Saved data entries
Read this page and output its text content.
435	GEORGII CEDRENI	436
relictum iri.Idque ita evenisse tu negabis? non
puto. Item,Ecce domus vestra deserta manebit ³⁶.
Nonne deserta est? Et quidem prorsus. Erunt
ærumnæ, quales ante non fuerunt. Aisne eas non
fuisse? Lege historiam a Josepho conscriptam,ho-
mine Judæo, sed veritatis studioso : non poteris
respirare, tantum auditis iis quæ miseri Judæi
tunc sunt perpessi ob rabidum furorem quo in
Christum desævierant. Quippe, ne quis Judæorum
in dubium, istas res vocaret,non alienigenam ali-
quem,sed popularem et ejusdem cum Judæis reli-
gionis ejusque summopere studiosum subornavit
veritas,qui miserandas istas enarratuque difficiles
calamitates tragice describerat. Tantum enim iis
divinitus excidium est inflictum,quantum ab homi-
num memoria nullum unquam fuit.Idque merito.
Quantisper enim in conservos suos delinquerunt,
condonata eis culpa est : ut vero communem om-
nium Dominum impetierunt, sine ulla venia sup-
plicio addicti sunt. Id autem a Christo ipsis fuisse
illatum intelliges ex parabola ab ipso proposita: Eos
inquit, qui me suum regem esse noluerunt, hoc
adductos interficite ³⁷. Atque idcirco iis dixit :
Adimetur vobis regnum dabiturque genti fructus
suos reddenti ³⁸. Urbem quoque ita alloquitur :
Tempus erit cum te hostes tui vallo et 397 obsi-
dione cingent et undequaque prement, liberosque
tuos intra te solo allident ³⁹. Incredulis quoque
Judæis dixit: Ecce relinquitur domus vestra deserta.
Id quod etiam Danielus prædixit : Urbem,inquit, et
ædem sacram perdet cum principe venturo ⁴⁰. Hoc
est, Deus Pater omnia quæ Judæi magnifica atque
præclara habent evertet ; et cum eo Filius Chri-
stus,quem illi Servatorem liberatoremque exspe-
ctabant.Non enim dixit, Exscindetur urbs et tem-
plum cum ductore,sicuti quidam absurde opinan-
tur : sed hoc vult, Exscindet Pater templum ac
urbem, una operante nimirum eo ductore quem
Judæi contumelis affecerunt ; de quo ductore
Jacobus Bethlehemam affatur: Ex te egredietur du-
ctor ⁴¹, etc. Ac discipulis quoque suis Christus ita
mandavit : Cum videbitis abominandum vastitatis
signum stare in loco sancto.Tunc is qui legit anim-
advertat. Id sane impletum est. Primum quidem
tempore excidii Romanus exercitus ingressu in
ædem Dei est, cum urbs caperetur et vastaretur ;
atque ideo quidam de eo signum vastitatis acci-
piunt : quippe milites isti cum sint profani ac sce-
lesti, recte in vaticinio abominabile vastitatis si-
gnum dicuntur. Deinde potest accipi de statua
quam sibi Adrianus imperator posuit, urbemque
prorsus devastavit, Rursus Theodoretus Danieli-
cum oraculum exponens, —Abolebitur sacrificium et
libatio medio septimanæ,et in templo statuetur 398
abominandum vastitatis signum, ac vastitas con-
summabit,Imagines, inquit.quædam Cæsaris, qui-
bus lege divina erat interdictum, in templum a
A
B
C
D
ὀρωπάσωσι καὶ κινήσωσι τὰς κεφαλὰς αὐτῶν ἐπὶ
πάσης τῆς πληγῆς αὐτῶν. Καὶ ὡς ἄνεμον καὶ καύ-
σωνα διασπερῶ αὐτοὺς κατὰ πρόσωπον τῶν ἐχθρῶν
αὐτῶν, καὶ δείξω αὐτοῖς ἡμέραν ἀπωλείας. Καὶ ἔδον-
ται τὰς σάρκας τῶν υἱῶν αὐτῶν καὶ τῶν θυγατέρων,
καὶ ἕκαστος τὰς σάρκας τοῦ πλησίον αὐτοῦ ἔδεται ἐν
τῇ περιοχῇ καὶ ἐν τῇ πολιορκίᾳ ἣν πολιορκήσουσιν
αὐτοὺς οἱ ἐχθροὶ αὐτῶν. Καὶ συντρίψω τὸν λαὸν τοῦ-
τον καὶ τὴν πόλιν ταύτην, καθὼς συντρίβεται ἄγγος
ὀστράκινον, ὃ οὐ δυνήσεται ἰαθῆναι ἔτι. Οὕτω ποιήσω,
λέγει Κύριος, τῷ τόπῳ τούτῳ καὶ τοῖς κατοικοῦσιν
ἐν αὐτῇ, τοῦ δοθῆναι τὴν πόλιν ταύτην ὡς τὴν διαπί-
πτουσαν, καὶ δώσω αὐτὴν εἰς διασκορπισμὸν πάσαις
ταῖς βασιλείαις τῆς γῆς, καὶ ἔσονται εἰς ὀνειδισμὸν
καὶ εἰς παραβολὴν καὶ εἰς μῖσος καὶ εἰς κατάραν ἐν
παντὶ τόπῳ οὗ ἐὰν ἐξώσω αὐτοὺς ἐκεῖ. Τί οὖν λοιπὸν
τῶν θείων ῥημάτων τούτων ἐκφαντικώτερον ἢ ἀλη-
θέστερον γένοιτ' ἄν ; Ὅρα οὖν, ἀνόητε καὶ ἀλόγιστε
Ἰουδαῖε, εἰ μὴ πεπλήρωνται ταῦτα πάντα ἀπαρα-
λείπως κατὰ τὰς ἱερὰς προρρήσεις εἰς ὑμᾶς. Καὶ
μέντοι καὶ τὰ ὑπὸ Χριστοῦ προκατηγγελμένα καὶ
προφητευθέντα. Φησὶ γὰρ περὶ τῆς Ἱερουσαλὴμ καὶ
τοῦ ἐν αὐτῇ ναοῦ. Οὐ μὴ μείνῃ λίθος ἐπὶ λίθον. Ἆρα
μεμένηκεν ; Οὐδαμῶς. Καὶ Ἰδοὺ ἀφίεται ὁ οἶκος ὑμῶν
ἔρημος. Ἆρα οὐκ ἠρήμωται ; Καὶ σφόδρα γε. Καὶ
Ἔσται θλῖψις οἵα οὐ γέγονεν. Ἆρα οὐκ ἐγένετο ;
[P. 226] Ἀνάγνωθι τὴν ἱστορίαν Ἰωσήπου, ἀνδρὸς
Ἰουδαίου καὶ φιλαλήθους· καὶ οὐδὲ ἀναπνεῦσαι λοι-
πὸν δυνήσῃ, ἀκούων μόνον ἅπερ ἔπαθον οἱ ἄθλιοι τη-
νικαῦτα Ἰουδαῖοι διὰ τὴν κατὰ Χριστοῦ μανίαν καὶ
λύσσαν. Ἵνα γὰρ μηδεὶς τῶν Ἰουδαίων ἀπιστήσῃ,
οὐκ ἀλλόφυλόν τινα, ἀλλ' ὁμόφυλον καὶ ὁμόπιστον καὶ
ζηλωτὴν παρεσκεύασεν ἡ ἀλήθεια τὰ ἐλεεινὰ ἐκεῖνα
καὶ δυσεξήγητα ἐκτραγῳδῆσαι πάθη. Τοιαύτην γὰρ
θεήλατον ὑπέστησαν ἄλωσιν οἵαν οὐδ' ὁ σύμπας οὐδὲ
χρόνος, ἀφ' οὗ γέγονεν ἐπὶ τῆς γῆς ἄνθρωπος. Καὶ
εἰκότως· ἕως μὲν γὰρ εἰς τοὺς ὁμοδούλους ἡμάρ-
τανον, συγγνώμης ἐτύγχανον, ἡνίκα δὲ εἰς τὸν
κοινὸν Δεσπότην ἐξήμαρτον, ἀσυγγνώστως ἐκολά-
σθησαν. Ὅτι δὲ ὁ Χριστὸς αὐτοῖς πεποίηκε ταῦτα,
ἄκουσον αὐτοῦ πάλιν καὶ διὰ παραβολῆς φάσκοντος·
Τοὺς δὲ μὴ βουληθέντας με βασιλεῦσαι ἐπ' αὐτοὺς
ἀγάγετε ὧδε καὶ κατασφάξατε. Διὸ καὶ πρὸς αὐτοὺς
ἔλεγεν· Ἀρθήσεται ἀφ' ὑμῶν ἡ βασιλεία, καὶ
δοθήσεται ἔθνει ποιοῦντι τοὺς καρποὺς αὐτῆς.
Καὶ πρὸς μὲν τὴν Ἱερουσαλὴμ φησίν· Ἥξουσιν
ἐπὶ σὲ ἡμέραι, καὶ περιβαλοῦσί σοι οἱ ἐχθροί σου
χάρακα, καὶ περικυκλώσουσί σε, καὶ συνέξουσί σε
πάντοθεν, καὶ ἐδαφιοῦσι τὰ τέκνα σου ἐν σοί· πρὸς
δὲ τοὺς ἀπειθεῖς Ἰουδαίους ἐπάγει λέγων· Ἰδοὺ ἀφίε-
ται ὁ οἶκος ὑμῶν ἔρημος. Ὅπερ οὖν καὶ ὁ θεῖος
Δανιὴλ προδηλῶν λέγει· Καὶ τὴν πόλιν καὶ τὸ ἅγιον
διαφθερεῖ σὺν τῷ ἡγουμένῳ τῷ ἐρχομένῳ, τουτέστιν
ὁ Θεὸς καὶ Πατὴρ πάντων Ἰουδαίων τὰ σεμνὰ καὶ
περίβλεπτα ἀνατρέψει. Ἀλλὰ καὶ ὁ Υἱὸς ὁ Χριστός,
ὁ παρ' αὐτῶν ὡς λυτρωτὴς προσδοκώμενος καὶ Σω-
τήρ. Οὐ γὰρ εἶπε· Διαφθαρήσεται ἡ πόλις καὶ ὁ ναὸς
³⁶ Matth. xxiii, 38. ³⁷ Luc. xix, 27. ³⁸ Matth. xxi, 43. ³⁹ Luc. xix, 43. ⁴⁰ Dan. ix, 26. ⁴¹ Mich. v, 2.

_EXERCISE INSTRUCTIONS_
Using the records above, list each line that includes "enim".

_IN RESPONSE_
calamitates tragice describerat. Tantum enim iis
Quantisper enim in conservos suos delinquerunt,
ctabant.Non enim dixit, Exscindetur urbs et tem-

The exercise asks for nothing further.